* _TASK DESCRIPTION_: Copy out the lines that have "name" in them.

* _GIVEN DATA_:
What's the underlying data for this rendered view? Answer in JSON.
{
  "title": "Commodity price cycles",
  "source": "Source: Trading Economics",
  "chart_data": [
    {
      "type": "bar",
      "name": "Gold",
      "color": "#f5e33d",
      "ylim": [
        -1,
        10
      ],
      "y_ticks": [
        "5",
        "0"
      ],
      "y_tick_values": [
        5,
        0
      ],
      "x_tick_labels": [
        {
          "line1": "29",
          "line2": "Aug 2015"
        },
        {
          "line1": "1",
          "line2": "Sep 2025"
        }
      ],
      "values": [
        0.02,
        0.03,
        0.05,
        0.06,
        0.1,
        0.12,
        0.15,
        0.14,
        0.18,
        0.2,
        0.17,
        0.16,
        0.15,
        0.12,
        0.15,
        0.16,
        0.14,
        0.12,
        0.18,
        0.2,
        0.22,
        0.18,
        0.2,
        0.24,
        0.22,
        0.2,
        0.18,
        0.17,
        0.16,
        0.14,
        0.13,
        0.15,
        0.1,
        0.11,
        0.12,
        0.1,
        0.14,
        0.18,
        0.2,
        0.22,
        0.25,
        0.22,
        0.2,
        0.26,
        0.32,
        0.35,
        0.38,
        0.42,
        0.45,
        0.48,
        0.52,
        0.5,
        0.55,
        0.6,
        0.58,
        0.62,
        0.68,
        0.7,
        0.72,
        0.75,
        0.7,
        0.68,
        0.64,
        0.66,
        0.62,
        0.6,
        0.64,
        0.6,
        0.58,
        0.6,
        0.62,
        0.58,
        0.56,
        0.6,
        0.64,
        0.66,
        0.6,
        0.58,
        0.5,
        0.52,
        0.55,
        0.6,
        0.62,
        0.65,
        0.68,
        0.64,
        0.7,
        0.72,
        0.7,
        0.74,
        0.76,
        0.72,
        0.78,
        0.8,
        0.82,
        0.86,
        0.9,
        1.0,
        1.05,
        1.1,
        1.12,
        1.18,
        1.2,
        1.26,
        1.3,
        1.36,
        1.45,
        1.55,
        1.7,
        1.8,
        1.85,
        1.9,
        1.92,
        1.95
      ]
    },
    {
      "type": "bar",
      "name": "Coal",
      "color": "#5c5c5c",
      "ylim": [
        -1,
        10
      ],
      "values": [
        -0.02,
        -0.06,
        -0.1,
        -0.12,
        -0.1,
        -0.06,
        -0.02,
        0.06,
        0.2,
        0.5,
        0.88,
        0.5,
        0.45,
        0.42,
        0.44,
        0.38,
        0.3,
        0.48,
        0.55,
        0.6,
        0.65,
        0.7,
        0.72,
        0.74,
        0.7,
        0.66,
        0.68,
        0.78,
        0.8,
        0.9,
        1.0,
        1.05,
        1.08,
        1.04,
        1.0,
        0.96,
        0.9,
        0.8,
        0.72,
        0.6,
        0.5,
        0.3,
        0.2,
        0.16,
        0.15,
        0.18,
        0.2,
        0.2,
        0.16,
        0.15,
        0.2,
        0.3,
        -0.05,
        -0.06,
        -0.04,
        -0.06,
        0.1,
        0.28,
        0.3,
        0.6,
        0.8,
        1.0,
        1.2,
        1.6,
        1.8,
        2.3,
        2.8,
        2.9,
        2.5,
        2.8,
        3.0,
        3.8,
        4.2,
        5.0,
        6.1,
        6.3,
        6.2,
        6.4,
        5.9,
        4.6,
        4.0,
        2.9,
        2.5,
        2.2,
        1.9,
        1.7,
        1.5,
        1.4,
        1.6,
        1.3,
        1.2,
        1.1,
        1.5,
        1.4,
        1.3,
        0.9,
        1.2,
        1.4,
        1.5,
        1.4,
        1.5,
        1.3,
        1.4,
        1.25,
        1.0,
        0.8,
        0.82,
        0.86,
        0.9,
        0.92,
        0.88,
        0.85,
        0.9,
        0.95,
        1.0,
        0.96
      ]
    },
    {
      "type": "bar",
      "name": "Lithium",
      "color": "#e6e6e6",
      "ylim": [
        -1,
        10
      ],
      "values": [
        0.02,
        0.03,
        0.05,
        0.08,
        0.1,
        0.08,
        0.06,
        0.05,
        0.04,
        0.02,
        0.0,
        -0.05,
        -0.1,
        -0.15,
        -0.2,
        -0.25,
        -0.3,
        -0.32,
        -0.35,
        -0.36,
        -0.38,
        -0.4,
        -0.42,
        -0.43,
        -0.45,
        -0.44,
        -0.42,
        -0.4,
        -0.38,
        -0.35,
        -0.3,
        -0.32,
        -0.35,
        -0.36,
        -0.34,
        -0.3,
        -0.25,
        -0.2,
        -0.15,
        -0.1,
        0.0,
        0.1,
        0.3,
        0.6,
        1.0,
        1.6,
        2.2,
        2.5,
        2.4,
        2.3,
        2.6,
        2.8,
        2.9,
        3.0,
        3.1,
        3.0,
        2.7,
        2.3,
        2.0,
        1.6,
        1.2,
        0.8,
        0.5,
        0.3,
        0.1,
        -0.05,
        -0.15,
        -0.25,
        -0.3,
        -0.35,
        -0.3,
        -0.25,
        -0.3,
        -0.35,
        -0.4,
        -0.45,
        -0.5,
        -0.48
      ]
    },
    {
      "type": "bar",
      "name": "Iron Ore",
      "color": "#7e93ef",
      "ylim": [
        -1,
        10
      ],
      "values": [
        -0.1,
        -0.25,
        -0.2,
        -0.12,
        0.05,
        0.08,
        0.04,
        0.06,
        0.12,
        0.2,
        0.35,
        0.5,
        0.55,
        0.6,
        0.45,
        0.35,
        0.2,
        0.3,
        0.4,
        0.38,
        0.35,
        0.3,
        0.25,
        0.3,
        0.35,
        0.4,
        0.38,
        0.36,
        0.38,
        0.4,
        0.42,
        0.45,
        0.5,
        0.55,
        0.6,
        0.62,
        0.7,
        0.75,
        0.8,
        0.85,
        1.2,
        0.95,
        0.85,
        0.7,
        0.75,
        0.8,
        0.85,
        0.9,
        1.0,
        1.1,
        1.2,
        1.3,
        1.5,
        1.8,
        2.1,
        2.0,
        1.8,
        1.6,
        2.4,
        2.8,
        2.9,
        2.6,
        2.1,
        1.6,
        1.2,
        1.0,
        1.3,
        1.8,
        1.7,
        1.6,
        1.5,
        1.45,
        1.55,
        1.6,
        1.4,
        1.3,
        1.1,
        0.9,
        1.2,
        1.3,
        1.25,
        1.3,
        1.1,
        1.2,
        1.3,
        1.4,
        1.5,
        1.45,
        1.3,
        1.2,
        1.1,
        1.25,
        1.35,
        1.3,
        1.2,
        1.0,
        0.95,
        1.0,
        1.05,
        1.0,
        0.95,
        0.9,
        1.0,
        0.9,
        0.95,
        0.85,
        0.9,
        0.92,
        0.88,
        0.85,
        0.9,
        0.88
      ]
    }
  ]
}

* _ANSWER TO THIS PROBLEM_:
      "name": "Gold",
      "name": "Coal",
      "name": "Lithium",
      "name": "Iron Ore",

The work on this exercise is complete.